Short exercise ->
Copy out all of the data exactly as it appears.

┏━━

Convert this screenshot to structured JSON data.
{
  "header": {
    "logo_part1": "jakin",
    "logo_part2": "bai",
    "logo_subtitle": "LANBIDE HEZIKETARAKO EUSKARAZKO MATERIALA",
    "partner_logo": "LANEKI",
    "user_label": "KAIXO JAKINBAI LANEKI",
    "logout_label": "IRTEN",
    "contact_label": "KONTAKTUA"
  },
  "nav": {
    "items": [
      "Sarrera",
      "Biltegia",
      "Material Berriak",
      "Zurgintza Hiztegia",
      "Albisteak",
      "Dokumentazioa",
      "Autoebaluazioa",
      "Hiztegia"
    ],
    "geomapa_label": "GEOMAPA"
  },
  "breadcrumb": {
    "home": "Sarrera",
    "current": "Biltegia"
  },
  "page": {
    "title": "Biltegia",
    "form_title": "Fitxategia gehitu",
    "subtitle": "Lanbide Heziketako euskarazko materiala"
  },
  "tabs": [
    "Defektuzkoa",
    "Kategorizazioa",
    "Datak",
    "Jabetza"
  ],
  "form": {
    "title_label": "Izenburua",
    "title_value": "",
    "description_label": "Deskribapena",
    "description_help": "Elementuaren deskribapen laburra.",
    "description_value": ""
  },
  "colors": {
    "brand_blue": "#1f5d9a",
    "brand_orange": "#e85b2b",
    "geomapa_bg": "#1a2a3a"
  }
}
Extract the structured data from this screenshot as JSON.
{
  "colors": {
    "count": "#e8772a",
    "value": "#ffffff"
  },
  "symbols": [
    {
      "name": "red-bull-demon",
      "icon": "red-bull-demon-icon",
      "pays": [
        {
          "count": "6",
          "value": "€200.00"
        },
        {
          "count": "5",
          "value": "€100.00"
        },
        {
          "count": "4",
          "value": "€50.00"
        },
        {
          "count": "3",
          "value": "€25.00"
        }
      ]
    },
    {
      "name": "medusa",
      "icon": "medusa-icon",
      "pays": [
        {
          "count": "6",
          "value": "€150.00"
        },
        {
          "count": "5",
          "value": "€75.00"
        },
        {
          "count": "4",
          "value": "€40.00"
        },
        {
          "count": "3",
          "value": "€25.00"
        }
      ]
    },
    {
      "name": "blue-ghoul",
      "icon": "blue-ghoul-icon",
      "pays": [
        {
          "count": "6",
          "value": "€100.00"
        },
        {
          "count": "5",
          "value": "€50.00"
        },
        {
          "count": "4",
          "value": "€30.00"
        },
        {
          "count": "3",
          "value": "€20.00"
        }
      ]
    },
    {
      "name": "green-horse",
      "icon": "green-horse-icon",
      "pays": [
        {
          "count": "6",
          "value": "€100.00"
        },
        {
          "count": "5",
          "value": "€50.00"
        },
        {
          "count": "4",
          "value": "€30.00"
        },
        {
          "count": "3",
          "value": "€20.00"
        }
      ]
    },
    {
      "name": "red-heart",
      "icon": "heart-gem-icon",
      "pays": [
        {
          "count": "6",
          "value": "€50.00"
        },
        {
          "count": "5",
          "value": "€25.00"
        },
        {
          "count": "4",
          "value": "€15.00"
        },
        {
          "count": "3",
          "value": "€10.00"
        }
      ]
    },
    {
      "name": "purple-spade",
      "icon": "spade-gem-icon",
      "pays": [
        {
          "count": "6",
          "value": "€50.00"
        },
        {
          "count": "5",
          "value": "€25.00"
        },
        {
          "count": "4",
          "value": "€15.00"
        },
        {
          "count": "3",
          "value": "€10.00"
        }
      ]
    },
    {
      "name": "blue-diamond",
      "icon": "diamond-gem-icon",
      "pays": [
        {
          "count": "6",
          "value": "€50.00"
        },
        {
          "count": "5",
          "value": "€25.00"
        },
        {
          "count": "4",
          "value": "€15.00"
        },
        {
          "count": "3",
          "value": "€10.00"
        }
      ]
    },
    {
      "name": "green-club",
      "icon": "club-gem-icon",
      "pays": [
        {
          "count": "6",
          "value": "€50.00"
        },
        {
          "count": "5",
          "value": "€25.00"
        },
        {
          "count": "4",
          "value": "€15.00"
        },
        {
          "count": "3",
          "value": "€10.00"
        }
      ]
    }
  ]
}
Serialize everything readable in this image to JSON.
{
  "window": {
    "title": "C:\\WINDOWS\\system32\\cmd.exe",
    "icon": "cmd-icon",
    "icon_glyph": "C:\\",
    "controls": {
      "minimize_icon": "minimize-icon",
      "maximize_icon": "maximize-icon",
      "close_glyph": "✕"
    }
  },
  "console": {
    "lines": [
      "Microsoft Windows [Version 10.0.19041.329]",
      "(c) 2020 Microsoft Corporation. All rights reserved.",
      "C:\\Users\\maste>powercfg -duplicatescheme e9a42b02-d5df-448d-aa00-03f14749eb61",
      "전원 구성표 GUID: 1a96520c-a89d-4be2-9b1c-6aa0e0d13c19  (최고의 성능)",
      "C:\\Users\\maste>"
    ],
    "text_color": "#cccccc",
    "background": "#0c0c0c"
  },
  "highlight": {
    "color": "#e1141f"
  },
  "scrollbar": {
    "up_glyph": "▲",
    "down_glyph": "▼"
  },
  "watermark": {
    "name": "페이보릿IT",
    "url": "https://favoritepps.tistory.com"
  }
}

┗━━

Full solution ->
Convert this screenshot to structured JSON data.
{
  "header": {
    "logo_part1": "jakin",
    "logo_part2": "bai",
    "logo_subtitle": "LANBIDE HEZIKETARAKO EUSKARAZKO MATERIALA",
    "partner_logo": "LANEKI",
    "user_label": "KAIXO JAKINBAI LANEKI",
    "logout_label": "IRTEN",
    "contact_label": "KONTAKTUA"
  },
  "nav": {
    "items": [
      "Sarrera",
      "Biltegia",
      "Material Berriak",
      "Zurgintza Hiztegia",
      "Albisteak",
      "Dokumentazioa",
      "Autoebaluazioa",
      "Hiztegia"
    ],
    "geomapa_label": "GEOMAPA"
  },
  "breadcrumb": {
    "home": "Sarrera",
    "current": "Biltegia"
  },
  "page": {
    "title": "Biltegia",
    "form_title": "Fitxategia gehitu",
    "subtitle": "Lanbide Heziketako euskarazko materiala"
  },
  "tabs": [
    "Defektuzkoa",
    "Kategorizazioa",
    "Datak",
    "Jabetza"
  ],
  "form": {
    "title_label": "Izenburua",
    "title_value": "",
    "description_label": "Deskribapena",
    "description_help": "Elementuaren deskribapen laburra.",
    "description_value": ""
  },
  "colors": {
    "brand_blue": "#1f5d9a",
    "brand_orange": "#e85b2b",
    "geomapa_bg": "#1a2a3a"
  }
}
Extract the structured data from this screenshot as JSON.
{
  "colors": {
    "count": "#e8772a",
    "value": "#ffffff"
  },
  "symbols": [
    {
      "name": "red-bull-demon",
      "icon": "red-bull-demon-icon",
      "pays": [
        {
          "count": "6",
          "value": "€200.00"
        },
        {
          "count": "5",
          "value": "€100.00"
        },
        {
          "count": "4",
          "value": "€50.00"
        },
        {
          "count": "3",
          "value": "€25.00"
        }
      ]
    },
    {
      "name": "medusa",
      "icon": "medusa-icon",
      "pays": [
        {
          "count": "6",
          "value": "€150.00"
        },
        {
          "count": "5",
          "value": "€75.00"
        },
        {
          "count": "4",
          "value": "€40.00"
        },
        {
          "count": "3",
          "value": "€25.00"
        }
      ]
    },
    {
      "name": "blue-ghoul",
      "icon": "blue-ghoul-icon",
      "pays": [
        {
          "count": "6",
          "value": "€100.00"
        },
        {
          "count": "5",
          "value": "€50.00"
        },
        {
          "count": "4",
          "value": "€30.00"
        },
        {
          "count": "3",
          "value": "€20.00"
        }
      ]
    },
    {
      "name": "green-horse",
      "icon": "green-horse-icon",
      "pays": [
        {
          "count": "6",
          "value": "€100.00"
        },
        {
          "count": "5",
          "value": "€50.00"
        },
        {
          "count": "4",
          "value": "€30.00"
        },
        {
          "count": "3",
          "value": "€20.00"
        }
      ]
    },
    {
      "name": "red-heart",
      "icon": "heart-gem-icon",
      "pays": [
        {
          "count": "6",
          "value": "€50.00"
        },
        {
          "count": "5",
          "value": "€25.00"
        },
        {
          "count": "4",
          "value": "€15.00"
        },
        {
          "count": "3",
          "value": "€10.00"
        }
      ]
    },
    {
      "name": "purple-spade",
      "icon": "spade-gem-icon",
      "pays": [
        {
          "count": "6",
          "value": "€50.00"
        },
        {
          "count": "5",
          "value": "€25.00"
        },
        {
          "count": "4",
          "value": "€15.00"
        },
        {
          "count": "3",
          "value": "€10.00"
        }
      ]
    },
    {
      "name": "blue-diamond",
      "icon": "diamond-gem-icon",
      "pays": [
        {
          "count": "6",
          "value": "€50.00"
        },
        {
          "count": "5",
          "value": "€25.00"
        },
        {
          "count": "4",
          "value": "€15.00"
        },
        {
          "count": "3",
          "value": "€10.00"
        }
      ]
    },
    {
      "name": "green-club",
      "icon": "club-gem-icon",
      "pays": [
        {
          "count": "6",
          "value": "€50.00"
        },
        {
          "count": "5",
          "value": "€25.00"
        },
        {
          "count": "4",
          "value": "€15.00"
        },
        {
          "count": "3",
          "value": "€10.00"
        }
      ]
    }
  ]
}
Serialize everything readable in this image to JSON.
{
  "window": {
    "title": "C:\\WINDOWS\\system32\\cmd.exe",
    "icon": "cmd-icon",
    "icon_glyph": "C:\\",
    "controls": {
      "minimize_icon": "minimize-icon",
      "maximize_icon": "maximize-icon",
      "close_glyph": "✕"
    }
  },
  "console": {
    "lines": [
      "Microsoft Windows [Version 10.0.19041.329]",
      "(c) 2020 Microsoft Corporation. All rights reserved.",
      "C:\\Users\\maste>powercfg -duplicatescheme e9a42b02-d5df-448d-aa00-03f14749eb61",
      "전원 구성표 GUID: 1a96520c-a89d-4be2-9b1c-6aa0e0d13c19  (최고의 성능)",
      "C:\\Users\\maste>"
    ],
    "text_color": "#cccccc",
    "background": "#0c0c0c"
  },
  "highlight": {
    "color": "#e1141f"
  },
  "scrollbar": {
    "up_glyph": "▲",
    "down_glyph": "▼"
  },
  "watermark": {
    "name": "페이보릿IT",
    "url": "https://favoritepps.tistory.com"
  }
}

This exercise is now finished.